= Exercise details =
Gather the lines below that include the string "color", copying each in full.

= Task inputs =

-----

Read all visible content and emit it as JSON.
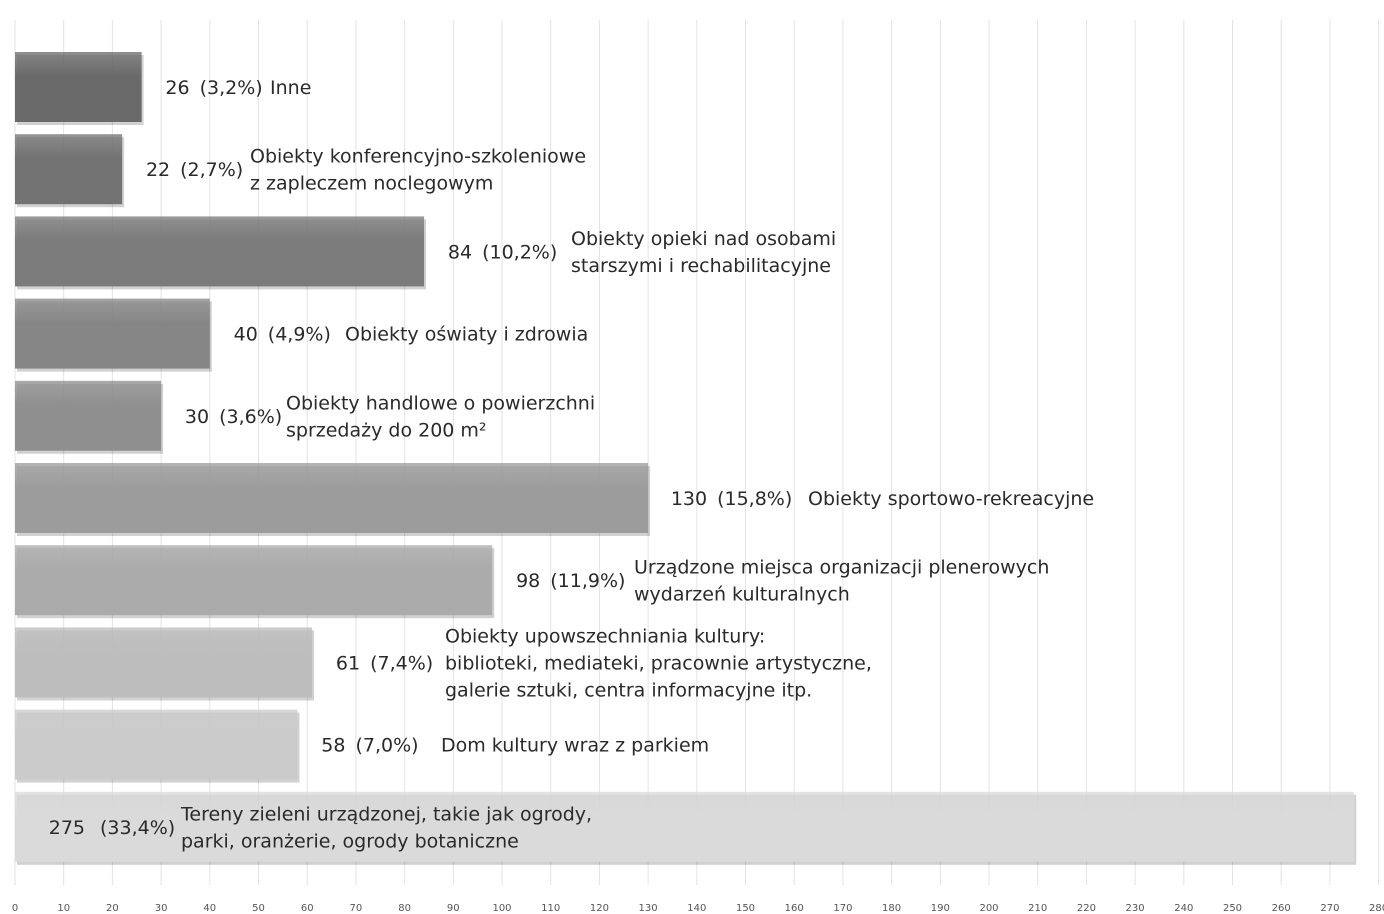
{
  "chart_data": {
    "type": "bar",
    "orientation": "horizontal",
    "xlim": [
      0,
      280
    ],
    "x_ticks": [
      "0",
      "10",
      "20",
      "30",
      "40",
      "50",
      "60",
      "70",
      "80",
      "90",
      "100",
      "110",
      "120",
      "130",
      "140",
      "150",
      "160",
      "170",
      "180",
      "190",
      "200",
      "210",
      "220",
      "230",
      "240",
      "250",
      "260",
      "270",
      "280"
    ],
    "grid": true,
    "bars": [
      {
        "value": 26,
        "label": "26",
        "percent": "(3,2%)",
        "category": [
          "Inne"
        ],
        "color": "#6a6a6a"
      },
      {
        "value": 22,
        "label": "22",
        "percent": "(2,7%)",
        "category": [
          "Obiekty konferencyjno-szkoleniowe",
          "z zapleczem noclegowym"
        ],
        "color": "#727272"
      },
      {
        "value": 84,
        "label": "84",
        "percent": "(10,2%)",
        "category": [
          "Obiekty opieki nad osobami",
          "starszymi i rechabilitacyjne"
        ],
        "color": "#7b7b7b"
      },
      {
        "value": 40,
        "label": "40",
        "percent": "(4,9%)",
        "category": [
          "Obiekty oświaty i zdrowia"
        ],
        "color": "#868686"
      },
      {
        "value": 30,
        "label": "30",
        "percent": "(3,6%)",
        "category": [
          "Obiekty handlowe o powierzchni",
          "sprzedaży do 200 m²"
        ],
        "color": "#8f8f8f"
      },
      {
        "value": 130,
        "label": "130",
        "percent": "(15,8%)",
        "category": [
          "Obiekty sportowo-rekreacyjne"
        ],
        "color": "#9c9c9c"
      },
      {
        "value": 98,
        "label": "98",
        "percent": "(11,9%)",
        "category": [
          "Urządzone miejsca organizacji plenerowych",
          "wydarzeń kulturalnych"
        ],
        "color": "#ababab"
      },
      {
        "value": 61,
        "label": "61",
        "percent": "(7,4%)",
        "category": [
          "Obiekty upowszechniania kultury:",
          "biblioteki, mediateki, pracownie artystyczne,",
          "galerie sztuki, centra informacyjne itp."
        ],
        "color": "#bdbdbd"
      },
      {
        "value": 58,
        "label": "58",
        "percent": "(7,0%)",
        "category": [
          "Dom kultury wraz z parkiem"
        ],
        "color": "#cbcbcb"
      },
      {
        "value": 275,
        "label": "275",
        "percent": "(33,4%)",
        "category": [
          "Tereny zieleni urządzonej, takie jak ogrody,",
          "parki, oranżerie, ogrody botaniczne"
        ],
        "color": "#dadada"
      }
    ]
  }
}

-----

= Answer to the exercise =
        "color": "#6a6a6a"
        "color": "#727272"
        "color": "#7b7b7b"
        "color": "#868686"
        "color": "#8f8f8f"
        "color": "#9c9c9c"
        "color": "#ababab"
        "color": "#bdbdbd"
        "color": "#cbcbcb"
        "color": "#dadada"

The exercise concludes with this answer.